■ **WRITTEN INSTRUCTION**
Print all of the data exactly.

-------

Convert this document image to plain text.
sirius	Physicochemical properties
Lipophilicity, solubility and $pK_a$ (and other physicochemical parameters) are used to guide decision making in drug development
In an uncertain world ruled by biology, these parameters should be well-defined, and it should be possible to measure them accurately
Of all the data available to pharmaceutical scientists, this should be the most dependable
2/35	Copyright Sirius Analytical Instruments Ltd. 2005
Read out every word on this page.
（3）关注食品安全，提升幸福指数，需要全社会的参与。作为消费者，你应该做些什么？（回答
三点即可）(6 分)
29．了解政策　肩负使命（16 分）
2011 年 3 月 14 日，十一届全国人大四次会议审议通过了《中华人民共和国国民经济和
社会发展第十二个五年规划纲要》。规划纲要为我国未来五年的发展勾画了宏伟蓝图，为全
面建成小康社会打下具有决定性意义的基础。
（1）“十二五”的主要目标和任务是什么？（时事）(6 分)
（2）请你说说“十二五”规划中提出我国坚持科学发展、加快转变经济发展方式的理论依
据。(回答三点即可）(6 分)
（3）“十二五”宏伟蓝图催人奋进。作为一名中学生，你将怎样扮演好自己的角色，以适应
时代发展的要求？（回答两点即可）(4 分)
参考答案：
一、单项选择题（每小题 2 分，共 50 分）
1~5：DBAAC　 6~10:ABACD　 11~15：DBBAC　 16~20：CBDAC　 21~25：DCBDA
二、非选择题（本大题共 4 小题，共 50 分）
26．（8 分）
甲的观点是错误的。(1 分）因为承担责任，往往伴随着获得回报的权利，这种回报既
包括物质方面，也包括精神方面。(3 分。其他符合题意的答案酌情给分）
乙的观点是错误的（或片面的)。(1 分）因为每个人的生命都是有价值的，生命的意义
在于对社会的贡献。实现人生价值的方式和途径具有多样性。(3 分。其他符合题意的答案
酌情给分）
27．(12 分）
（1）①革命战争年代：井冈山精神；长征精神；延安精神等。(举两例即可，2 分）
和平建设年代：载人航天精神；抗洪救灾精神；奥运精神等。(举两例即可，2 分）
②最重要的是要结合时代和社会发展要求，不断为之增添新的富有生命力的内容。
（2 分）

-------

■ **TASK OUTPUT**
Convert this document image to plain text.
sirius	Physicochemical properties
Lipophilicity, solubility and $pK_a$ (and other physicochemical parameters) are used to guide decision making in drug development
In an uncertain world ruled by biology, these parameters should be well-defined, and it should be possible to measure them accurately
Of all the data available to pharmaceutical scientists, this should be the most dependable
2/35	Copyright Sirius Analytical Instruments Ltd. 2005
Read out every word on this page.
（3）关注食品安全，提升幸福指数，需要全社会的参与。作为消费者，你应该做些什么？（回答
三点即可）(6 分)
29．了解政策　肩负使命（16 分）
2011 年 3 月 14 日，十一届全国人大四次会议审议通过了《中华人民共和国国民经济和
社会发展第十二个五年规划纲要》。规划纲要为我国未来五年的发展勾画了宏伟蓝图，为全
面建成小康社会打下具有决定性意义的基础。
（1）“十二五”的主要目标和任务是什么？（时事）(6 分)
（2）请你说说“十二五”规划中提出我国坚持科学发展、加快转变经济发展方式的理论依
据。(回答三点即可）(6 分)
（3）“十二五”宏伟蓝图催人奋进。作为一名中学生，你将怎样扮演好自己的角色，以适应
时代发展的要求？（回答两点即可）(4 分)
参考答案：
一、单项选择题（每小题 2 分，共 50 分）
1~5：DBAAC　 6~10:ABACD　 11~15：DBBAC　 16~20：CBDAC　 21~25：DCBDA
二、非选择题（本大题共 4 小题，共 50 分）
26．（8 分）
甲的观点是错误的。(1 分）因为承担责任，往往伴随着获得回报的权利，这种回报既
包括物质方面，也包括精神方面。(3 分。其他符合题意的答案酌情给分）
乙的观点是错误的（或片面的)。(1 分）因为每个人的生命都是有价值的，生命的意义
在于对社会的贡献。实现人生价值的方式和途径具有多样性。(3 分。其他符合题意的答案
酌情给分）
27．(12 分）
（1）①革命战争年代：井冈山精神；长征精神；延安精神等。(举两例即可，2 分）
和平建设年代：载人航天精神；抗洪救灾精神；奥运精神等。(举两例即可，2 分）
②最重要的是要结合时代和社会发展要求，不断为之增添新的富有生命力的内容。
（2 分）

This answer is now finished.